**Given problem:** Locate the word "original" in the material, then show every line that holds it.

-- begin Record extracts --

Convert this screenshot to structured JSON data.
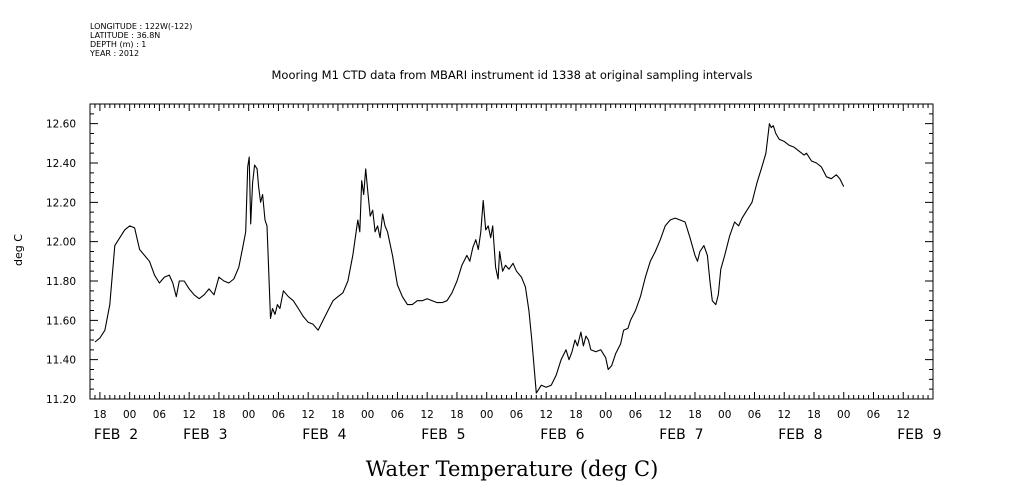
{
  "header": {
    "metadata": [
      "LONGITUDE : 122W(-122)",
      "LATITUDE : 36.8N",
      "DEPTH (m) : 1",
      "YEAR : 2012"
    ],
    "title": "Mooring M1 CTD data from MBARI instrument id 1338 at original sampling intervals"
  },
  "chart_data": {
    "type": "line",
    "title": "Mooring M1 CTD data from MBARI instrument id 1338 at original sampling intervals",
    "xlabel": "Water Temperature (deg C)",
    "ylabel": "deg C",
    "ylim": [
      11.2,
      12.7
    ],
    "y_ticks": [
      "11.20",
      "11.40",
      "11.60",
      "11.80",
      "12.00",
      "12.20",
      "12.40",
      "12.60"
    ],
    "x_range_hours": [
      -8,
      162
    ],
    "x_hour_labels": [
      {
        "h": -6,
        "label": "18"
      },
      {
        "h": 0,
        "label": "00"
      },
      {
        "h": 6,
        "label": "06"
      },
      {
        "h": 12,
        "label": "12"
      },
      {
        "h": 18,
        "label": "18"
      },
      {
        "h": 24,
        "label": "00"
      },
      {
        "h": 30,
        "label": "06"
      },
      {
        "h": 36,
        "label": "12"
      },
      {
        "h": 42,
        "label": "18"
      },
      {
        "h": 48,
        "label": "00"
      },
      {
        "h": 54,
        "label": "06"
      },
      {
        "h": 60,
        "label": "12"
      },
      {
        "h": 66,
        "label": "18"
      },
      {
        "h": 72,
        "label": "00"
      },
      {
        "h": 78,
        "label": "06"
      },
      {
        "h": 84,
        "label": "12"
      },
      {
        "h": 90,
        "label": "18"
      },
      {
        "h": 96,
        "label": "00"
      },
      {
        "h": 102,
        "label": "06"
      },
      {
        "h": 108,
        "label": "12"
      },
      {
        "h": 114,
        "label": "18"
      },
      {
        "h": 120,
        "label": "00"
      },
      {
        "h": 126,
        "label": "06"
      },
      {
        "h": 132,
        "label": "12"
      },
      {
        "h": 138,
        "label": "18"
      },
      {
        "h": 144,
        "label": "00"
      },
      {
        "h": 150,
        "label": "06"
      },
      {
        "h": 156,
        "label": "12"
      }
    ],
    "x_day_labels": [
      {
        "h": -6,
        "label": "FEB  2"
      },
      {
        "h": 12,
        "label": "FEB  3"
      },
      {
        "h": 36,
        "label": "FEB  4"
      },
      {
        "h": 60,
        "label": "FEB  5"
      },
      {
        "h": 84,
        "label": "FEB  6"
      },
      {
        "h": 108,
        "label": "FEB  7"
      },
      {
        "h": 132,
        "label": "FEB  8"
      },
      {
        "h": 156,
        "label": "FEB  9"
      }
    ],
    "series": [
      {
        "points": [
          [
            -7.0,
            11.49
          ],
          [
            -6.0,
            11.51
          ],
          [
            -5.0,
            11.55
          ],
          [
            -4.0,
            11.68
          ],
          [
            -3.0,
            11.98
          ],
          [
            -2.0,
            12.02
          ],
          [
            -1.0,
            12.06
          ],
          [
            0.0,
            12.08
          ],
          [
            1.0,
            12.07
          ],
          [
            2.0,
            11.96
          ],
          [
            3.0,
            11.93
          ],
          [
            4.0,
            11.9
          ],
          [
            5.0,
            11.83
          ],
          [
            6.0,
            11.79
          ],
          [
            7.0,
            11.82
          ],
          [
            8.0,
            11.83
          ],
          [
            8.7,
            11.79
          ],
          [
            9.4,
            11.72
          ],
          [
            10.0,
            11.8
          ],
          [
            11.0,
            11.8
          ],
          [
            12.0,
            11.76
          ],
          [
            13.0,
            11.73
          ],
          [
            14.0,
            11.71
          ],
          [
            15.0,
            11.73
          ],
          [
            16.0,
            11.76
          ],
          [
            17.0,
            11.73
          ],
          [
            18.0,
            11.82
          ],
          [
            19.0,
            11.8
          ],
          [
            20.0,
            11.79
          ],
          [
            21.0,
            11.81
          ],
          [
            22.0,
            11.87
          ],
          [
            22.8,
            11.97
          ],
          [
            23.4,
            12.05
          ],
          [
            23.8,
            12.38
          ],
          [
            24.1,
            12.43
          ],
          [
            24.4,
            12.09
          ],
          [
            24.8,
            12.3
          ],
          [
            25.2,
            12.39
          ],
          [
            25.7,
            12.37
          ],
          [
            26.0,
            12.28
          ],
          [
            26.4,
            12.2
          ],
          [
            26.8,
            12.24
          ],
          [
            27.3,
            12.11
          ],
          [
            27.7,
            12.08
          ],
          [
            28.0,
            11.88
          ],
          [
            28.4,
            11.61
          ],
          [
            28.8,
            11.66
          ],
          [
            29.3,
            11.63
          ],
          [
            29.8,
            11.68
          ],
          [
            30.3,
            11.66
          ],
          [
            31.0,
            11.75
          ],
          [
            32.0,
            11.72
          ],
          [
            33.0,
            11.7
          ],
          [
            34.0,
            11.66
          ],
          [
            35.0,
            11.62
          ],
          [
            36.0,
            11.59
          ],
          [
            37.0,
            11.58
          ],
          [
            38.0,
            11.55
          ],
          [
            39.0,
            11.6
          ],
          [
            40.0,
            11.65
          ],
          [
            41.0,
            11.7
          ],
          [
            42.0,
            11.72
          ],
          [
            43.0,
            11.74
          ],
          [
            44.0,
            11.8
          ],
          [
            45.0,
            11.93
          ],
          [
            46.0,
            12.11
          ],
          [
            46.4,
            12.05
          ],
          [
            46.8,
            12.31
          ],
          [
            47.2,
            12.24
          ],
          [
            47.6,
            12.37
          ],
          [
            48.0,
            12.26
          ],
          [
            48.5,
            12.13
          ],
          [
            49.0,
            12.16
          ],
          [
            49.5,
            12.05
          ],
          [
            50.0,
            12.08
          ],
          [
            50.5,
            12.02
          ],
          [
            51.0,
            12.14
          ],
          [
            51.5,
            12.08
          ],
          [
            52.0,
            12.05
          ],
          [
            53.0,
            11.93
          ],
          [
            54.0,
            11.78
          ],
          [
            55.0,
            11.72
          ],
          [
            56.0,
            11.68
          ],
          [
            57.0,
            11.68
          ],
          [
            58.0,
            11.7
          ],
          [
            59.0,
            11.7
          ],
          [
            60.0,
            11.71
          ],
          [
            61.0,
            11.7
          ],
          [
            62.0,
            11.69
          ],
          [
            63.0,
            11.69
          ],
          [
            64.0,
            11.7
          ],
          [
            65.0,
            11.74
          ],
          [
            66.0,
            11.8
          ],
          [
            67.0,
            11.88
          ],
          [
            68.0,
            11.93
          ],
          [
            68.6,
            11.9
          ],
          [
            69.2,
            11.97
          ],
          [
            69.8,
            12.01
          ],
          [
            70.3,
            11.96
          ],
          [
            70.8,
            12.05
          ],
          [
            71.3,
            12.21
          ],
          [
            71.8,
            12.06
          ],
          [
            72.3,
            12.08
          ],
          [
            72.8,
            12.02
          ],
          [
            73.2,
            12.08
          ],
          [
            73.8,
            11.87
          ],
          [
            74.3,
            11.81
          ],
          [
            74.6,
            11.95
          ],
          [
            75.2,
            11.85
          ],
          [
            75.8,
            11.88
          ],
          [
            76.5,
            11.86
          ],
          [
            77.3,
            11.89
          ],
          [
            78.0,
            11.85
          ],
          [
            79.0,
            11.82
          ],
          [
            79.8,
            11.77
          ],
          [
            80.5,
            11.65
          ],
          [
            81.1,
            11.5
          ],
          [
            81.6,
            11.35
          ],
          [
            82.0,
            11.23
          ],
          [
            82.5,
            11.25
          ],
          [
            83.0,
            11.27
          ],
          [
            84.0,
            11.26
          ],
          [
            85.0,
            11.27
          ],
          [
            86.0,
            11.32
          ],
          [
            87.0,
            11.4
          ],
          [
            88.0,
            11.45
          ],
          [
            88.6,
            11.4
          ],
          [
            89.2,
            11.44
          ],
          [
            89.8,
            11.5
          ],
          [
            90.3,
            11.47
          ],
          [
            91.0,
            11.54
          ],
          [
            91.5,
            11.47
          ],
          [
            92.0,
            11.52
          ],
          [
            92.5,
            11.5
          ],
          [
            93.0,
            11.45
          ],
          [
            94.0,
            11.44
          ],
          [
            95.0,
            11.45
          ],
          [
            96.0,
            11.41
          ],
          [
            96.5,
            11.35
          ],
          [
            97.2,
            11.37
          ],
          [
            98.0,
            11.43
          ],
          [
            99.0,
            11.48
          ],
          [
            99.6,
            11.55
          ],
          [
            100.5,
            11.56
          ],
          [
            101.0,
            11.6
          ],
          [
            102.0,
            11.65
          ],
          [
            103.0,
            11.72
          ],
          [
            104.0,
            11.82
          ],
          [
            105.0,
            11.9
          ],
          [
            106.0,
            11.95
          ],
          [
            107.0,
            12.01
          ],
          [
            108.0,
            12.08
          ],
          [
            109.0,
            12.11
          ],
          [
            110.0,
            12.12
          ],
          [
            111.0,
            12.11
          ],
          [
            112.0,
            12.1
          ],
          [
            113.0,
            12.02
          ],
          [
            114.0,
            11.93
          ],
          [
            114.5,
            11.9
          ],
          [
            115.0,
            11.95
          ],
          [
            115.8,
            11.98
          ],
          [
            116.5,
            11.93
          ],
          [
            117.0,
            11.8
          ],
          [
            117.5,
            11.7
          ],
          [
            118.2,
            11.68
          ],
          [
            118.7,
            11.73
          ],
          [
            119.2,
            11.86
          ],
          [
            120.0,
            11.93
          ],
          [
            121.0,
            12.03
          ],
          [
            122.0,
            12.1
          ],
          [
            122.8,
            12.08
          ],
          [
            123.5,
            12.12
          ],
          [
            124.5,
            12.16
          ],
          [
            125.5,
            12.2
          ],
          [
            126.5,
            12.3
          ],
          [
            127.5,
            12.38
          ],
          [
            128.3,
            12.45
          ],
          [
            129.0,
            12.6
          ],
          [
            129.4,
            12.58
          ],
          [
            129.8,
            12.59
          ],
          [
            130.3,
            12.55
          ],
          [
            131.0,
            12.52
          ],
          [
            132.0,
            12.51
          ],
          [
            133.0,
            12.49
          ],
          [
            134.0,
            12.48
          ],
          [
            135.0,
            12.46
          ],
          [
            136.0,
            12.44
          ],
          [
            136.5,
            12.45
          ],
          [
            137.5,
            12.41
          ],
          [
            138.5,
            12.4
          ],
          [
            139.5,
            12.38
          ],
          [
            140.5,
            12.33
          ],
          [
            141.5,
            12.32
          ],
          [
            142.5,
            12.34
          ],
          [
            143.2,
            12.32
          ],
          [
            144.0,
            12.28
          ]
        ]
      }
    ],
    "grid": false,
    "legend": "none"
  }
}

-- end Record extracts --

**Solution:**
    "title": "Mooring M1 CTD data from MBARI instrument id 1338 at original sampling intervals"
    "title": "Mooring M1 CTD data from MBARI instrument id 1338 at original sampling intervals",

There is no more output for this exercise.